◆ **EXERCISE TEXT**
#####
We further found that the frequency of mutations in PTPRT and JAK2 are higher in AAs compared with EAs (Fig. 2a). Our data indicate that 13/54 (24%) of LUAD patients have mutations in PTPRT and that 4/54 (7.4%) have mutations in JAK2, compared with 8% and 2% in EAs, respectively (Fig. 2a). These mutations do not tend to co-occur in the same patient. Specifically, of the 15 patient samples (all histology combined) that carried a mutation in PTPRT and the 11 that carried a mutation in JAK2, only 1 sample had a mutation in both genes (two-sided Fisher’s exact test P < 0.001). In LUAD, no sample carried a mutation in both genes suggesting that these mutations are mutually exclusive (two-sided Fisher’s exact test P = 0.001). PTPRT was not mutually exclusive of other known key oncogenes and tumor suppressors (Supplementary Data 8).
Combined, PTPRT and JAK2 are mutated in >30% of tumors from AAs and ~10% of tumors from EAs (Fig. 2b). To validate these observations, we first used data from TCGA (Supplementary Data 1) and replicated the statistically higher frequency of PTPRT (AA 20%, EA 8%, two sample test of proportions P = 0.0004) and JAK2 (AA 6%, EA 2%, P = 0.025) mutations in LUAD from AAs (Fig. 2a; Supplementary Data 7). Secondly, we conducted WES on an additional independent set of 50 tumor and normal pairs from AAs and EAs in the NCI-MD Case Control Study (Supplementary Data 1, 2 and 9). Again, we observed a higher frequency of PTPRT (AAs 21%, EAs 9.6%, two sample test of proportions P = 0.014) and JAK2 (AAs 10%, EAs 0%, two sample test of proportions P = 0.08) mutations in tumors from AAs (Fig. 2a). Similar to data in lung cancer among EAs and other cancer types23, there were no clear hotspot mutations and the mutated codons were spread throughout PTPRT, including the phosphatase and extracellular domains (Fig. 2c). To our knowledge, this is the first time this observation has been reported in AAs. Previous studies based on targeted sequencing panels did not include PTPRT12–14, which likely explains why this observation was not reported before. Also, our inclusion of matched normal samples indicates that the events are somatic and not germline, which is an important observation given to the recent description that 10% of the pan-African genome is not represented in the current reference genome24.
#####
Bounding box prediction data
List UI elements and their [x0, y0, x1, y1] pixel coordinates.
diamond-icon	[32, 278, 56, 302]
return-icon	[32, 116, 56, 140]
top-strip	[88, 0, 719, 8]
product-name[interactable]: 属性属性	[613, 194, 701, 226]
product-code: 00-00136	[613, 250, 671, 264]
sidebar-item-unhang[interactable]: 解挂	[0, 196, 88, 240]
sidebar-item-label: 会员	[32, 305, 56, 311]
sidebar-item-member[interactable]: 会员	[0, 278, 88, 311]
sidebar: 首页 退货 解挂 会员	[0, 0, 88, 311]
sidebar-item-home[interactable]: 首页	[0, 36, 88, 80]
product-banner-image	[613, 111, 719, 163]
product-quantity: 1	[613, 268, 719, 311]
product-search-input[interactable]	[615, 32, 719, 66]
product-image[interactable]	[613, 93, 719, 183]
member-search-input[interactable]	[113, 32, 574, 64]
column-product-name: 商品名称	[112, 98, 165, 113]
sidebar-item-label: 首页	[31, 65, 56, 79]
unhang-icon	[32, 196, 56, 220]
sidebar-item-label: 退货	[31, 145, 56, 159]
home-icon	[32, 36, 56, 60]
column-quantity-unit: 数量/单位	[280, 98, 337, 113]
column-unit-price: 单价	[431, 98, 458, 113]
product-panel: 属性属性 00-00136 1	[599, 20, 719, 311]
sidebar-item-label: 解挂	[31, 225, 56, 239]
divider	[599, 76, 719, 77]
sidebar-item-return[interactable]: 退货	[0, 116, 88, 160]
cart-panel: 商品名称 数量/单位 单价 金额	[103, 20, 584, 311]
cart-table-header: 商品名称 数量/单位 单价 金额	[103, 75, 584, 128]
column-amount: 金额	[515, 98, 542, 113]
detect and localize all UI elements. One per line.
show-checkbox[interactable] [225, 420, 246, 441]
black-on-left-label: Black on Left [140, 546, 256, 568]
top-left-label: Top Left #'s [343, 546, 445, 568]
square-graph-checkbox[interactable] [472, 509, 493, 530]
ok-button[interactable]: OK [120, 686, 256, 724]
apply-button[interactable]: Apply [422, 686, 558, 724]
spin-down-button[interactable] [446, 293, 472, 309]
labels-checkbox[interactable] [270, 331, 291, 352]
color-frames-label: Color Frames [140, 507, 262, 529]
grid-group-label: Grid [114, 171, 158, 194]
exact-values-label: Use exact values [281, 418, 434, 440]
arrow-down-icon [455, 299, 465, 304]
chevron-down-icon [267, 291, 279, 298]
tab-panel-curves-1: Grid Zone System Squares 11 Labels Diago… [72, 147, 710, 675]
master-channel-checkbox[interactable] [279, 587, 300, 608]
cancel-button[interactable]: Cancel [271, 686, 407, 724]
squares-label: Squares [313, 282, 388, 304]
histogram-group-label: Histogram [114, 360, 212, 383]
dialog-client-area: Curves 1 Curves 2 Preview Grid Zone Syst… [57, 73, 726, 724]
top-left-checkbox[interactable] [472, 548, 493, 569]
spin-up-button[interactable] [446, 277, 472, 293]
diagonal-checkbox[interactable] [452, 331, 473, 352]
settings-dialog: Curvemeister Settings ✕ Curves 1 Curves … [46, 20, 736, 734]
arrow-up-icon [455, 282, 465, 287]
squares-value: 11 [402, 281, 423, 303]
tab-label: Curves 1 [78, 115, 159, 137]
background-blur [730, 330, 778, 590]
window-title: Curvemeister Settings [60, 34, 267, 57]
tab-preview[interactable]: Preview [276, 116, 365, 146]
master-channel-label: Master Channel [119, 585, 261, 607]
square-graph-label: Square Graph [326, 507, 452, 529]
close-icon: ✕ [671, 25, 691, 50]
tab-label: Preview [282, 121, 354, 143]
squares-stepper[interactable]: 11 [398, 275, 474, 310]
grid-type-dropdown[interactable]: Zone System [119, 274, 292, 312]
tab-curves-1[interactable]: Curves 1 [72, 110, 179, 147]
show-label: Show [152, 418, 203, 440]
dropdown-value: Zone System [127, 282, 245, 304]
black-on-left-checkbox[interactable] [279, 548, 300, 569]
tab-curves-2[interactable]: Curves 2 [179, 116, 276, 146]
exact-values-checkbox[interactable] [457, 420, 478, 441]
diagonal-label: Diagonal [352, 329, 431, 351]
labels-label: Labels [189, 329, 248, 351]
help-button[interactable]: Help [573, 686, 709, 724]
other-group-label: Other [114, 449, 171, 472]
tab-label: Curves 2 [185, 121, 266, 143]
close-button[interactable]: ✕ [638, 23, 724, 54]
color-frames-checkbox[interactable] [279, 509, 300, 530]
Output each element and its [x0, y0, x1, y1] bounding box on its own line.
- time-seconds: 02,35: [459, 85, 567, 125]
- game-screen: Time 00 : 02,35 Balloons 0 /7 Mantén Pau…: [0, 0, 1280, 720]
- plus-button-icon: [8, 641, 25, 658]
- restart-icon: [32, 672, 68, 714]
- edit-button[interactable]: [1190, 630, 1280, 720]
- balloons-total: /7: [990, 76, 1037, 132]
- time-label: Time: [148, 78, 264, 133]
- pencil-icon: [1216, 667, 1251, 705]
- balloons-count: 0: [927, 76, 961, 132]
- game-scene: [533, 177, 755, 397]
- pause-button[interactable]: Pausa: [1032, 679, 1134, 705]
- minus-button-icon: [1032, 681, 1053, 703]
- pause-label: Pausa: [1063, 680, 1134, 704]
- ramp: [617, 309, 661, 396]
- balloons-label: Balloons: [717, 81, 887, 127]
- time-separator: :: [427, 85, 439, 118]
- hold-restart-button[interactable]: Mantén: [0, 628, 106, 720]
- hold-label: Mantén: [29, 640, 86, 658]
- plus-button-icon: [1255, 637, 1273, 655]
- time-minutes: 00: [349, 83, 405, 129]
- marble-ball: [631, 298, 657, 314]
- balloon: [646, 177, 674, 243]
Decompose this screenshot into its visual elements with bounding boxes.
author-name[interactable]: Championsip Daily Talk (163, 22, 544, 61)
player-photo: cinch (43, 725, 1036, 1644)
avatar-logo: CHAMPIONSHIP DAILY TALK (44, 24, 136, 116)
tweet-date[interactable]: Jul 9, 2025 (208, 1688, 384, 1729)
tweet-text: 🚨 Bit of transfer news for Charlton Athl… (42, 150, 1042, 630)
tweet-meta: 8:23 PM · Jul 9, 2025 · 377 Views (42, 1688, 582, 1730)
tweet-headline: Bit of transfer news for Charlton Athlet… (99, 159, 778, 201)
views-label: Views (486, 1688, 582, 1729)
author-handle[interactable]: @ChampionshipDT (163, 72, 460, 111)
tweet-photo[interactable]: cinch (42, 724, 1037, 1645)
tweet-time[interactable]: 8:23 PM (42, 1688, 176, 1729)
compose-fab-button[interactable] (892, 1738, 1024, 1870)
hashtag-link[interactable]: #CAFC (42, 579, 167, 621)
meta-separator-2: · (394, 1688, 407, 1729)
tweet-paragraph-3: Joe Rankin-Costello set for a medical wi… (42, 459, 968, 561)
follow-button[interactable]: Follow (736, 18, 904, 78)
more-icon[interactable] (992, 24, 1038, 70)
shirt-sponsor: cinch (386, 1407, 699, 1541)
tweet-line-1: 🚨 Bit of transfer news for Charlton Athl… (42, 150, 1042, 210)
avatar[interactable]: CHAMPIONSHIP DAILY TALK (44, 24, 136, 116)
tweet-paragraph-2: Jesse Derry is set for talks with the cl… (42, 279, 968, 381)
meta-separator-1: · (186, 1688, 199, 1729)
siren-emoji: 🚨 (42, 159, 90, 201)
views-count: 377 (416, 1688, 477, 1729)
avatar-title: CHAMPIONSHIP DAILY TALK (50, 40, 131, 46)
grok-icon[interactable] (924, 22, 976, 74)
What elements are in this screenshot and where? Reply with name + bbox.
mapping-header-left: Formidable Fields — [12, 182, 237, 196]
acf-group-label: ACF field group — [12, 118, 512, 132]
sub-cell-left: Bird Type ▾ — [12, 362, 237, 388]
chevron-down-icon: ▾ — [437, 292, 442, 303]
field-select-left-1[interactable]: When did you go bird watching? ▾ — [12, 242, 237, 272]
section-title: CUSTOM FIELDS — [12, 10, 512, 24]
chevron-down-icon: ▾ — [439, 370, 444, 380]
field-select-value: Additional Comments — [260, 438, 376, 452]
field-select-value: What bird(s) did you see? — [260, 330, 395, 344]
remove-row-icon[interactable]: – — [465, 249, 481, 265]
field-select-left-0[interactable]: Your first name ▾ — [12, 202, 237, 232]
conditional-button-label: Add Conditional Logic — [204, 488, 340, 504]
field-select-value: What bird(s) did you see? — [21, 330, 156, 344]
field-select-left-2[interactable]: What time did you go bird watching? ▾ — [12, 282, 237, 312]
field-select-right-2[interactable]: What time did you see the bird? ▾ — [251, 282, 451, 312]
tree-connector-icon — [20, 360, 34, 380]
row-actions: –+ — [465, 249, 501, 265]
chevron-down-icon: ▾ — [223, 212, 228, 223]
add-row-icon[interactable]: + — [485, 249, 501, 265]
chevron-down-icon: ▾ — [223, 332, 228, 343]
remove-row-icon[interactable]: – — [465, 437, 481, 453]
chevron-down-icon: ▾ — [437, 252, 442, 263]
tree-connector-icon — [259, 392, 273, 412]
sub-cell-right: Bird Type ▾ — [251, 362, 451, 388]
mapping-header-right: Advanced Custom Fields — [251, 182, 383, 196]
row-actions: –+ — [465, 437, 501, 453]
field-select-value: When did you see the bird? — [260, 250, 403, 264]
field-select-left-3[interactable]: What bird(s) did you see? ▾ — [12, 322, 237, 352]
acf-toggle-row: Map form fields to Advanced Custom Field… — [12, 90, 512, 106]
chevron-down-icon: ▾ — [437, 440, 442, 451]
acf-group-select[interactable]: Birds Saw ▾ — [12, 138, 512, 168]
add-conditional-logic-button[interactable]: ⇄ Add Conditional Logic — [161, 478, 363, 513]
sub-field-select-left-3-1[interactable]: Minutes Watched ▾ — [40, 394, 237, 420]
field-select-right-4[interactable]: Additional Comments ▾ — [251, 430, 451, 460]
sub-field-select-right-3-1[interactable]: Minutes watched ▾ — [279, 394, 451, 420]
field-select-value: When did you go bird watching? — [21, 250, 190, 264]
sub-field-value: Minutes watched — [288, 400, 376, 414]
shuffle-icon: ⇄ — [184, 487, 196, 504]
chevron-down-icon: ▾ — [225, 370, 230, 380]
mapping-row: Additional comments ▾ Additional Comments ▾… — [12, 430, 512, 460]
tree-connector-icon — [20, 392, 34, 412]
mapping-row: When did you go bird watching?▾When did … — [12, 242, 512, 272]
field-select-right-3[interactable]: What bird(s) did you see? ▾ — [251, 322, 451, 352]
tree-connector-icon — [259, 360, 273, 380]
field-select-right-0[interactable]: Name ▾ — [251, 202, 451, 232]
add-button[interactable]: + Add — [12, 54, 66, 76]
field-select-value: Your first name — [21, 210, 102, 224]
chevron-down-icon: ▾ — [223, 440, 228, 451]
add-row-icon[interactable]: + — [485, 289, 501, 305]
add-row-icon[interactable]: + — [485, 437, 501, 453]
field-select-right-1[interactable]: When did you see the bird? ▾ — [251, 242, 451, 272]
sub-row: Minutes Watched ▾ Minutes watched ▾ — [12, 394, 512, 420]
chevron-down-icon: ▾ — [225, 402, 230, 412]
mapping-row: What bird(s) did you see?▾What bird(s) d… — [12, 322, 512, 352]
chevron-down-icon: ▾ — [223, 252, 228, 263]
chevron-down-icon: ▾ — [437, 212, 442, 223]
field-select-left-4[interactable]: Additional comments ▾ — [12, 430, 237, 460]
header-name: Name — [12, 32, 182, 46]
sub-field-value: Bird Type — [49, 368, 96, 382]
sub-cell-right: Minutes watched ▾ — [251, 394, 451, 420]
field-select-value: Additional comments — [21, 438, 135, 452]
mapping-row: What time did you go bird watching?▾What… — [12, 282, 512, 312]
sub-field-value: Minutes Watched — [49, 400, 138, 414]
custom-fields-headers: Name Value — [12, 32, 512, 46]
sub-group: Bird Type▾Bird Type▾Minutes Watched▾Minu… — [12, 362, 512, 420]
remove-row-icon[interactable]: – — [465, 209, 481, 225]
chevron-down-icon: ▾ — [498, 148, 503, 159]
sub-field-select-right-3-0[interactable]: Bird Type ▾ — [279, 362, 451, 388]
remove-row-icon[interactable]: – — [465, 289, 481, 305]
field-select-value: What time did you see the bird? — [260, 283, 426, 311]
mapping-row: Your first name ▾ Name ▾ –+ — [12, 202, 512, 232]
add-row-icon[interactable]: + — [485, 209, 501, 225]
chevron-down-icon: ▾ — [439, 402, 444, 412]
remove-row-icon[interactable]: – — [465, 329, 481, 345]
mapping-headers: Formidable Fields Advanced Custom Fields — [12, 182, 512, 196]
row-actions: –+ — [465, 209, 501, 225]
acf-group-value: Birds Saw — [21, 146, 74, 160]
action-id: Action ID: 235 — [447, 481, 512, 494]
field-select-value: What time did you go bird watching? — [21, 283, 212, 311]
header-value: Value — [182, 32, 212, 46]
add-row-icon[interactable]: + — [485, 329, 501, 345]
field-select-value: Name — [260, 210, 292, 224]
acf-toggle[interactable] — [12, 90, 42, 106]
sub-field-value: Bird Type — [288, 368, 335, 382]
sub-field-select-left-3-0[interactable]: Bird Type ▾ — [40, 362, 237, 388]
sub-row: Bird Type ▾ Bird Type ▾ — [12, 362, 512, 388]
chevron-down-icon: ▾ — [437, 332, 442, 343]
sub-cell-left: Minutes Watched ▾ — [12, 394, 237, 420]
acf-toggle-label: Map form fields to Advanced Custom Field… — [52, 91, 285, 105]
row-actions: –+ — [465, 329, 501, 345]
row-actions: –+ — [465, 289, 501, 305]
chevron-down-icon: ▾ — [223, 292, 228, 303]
#####
Which Supplementary Data numbers does the text on PTPRT and JAK2 mutations cite? List each one once.

◆ **RESULT OF THIS EXERCISE**
Supplementary Data 1, 2, 7, 8 and 9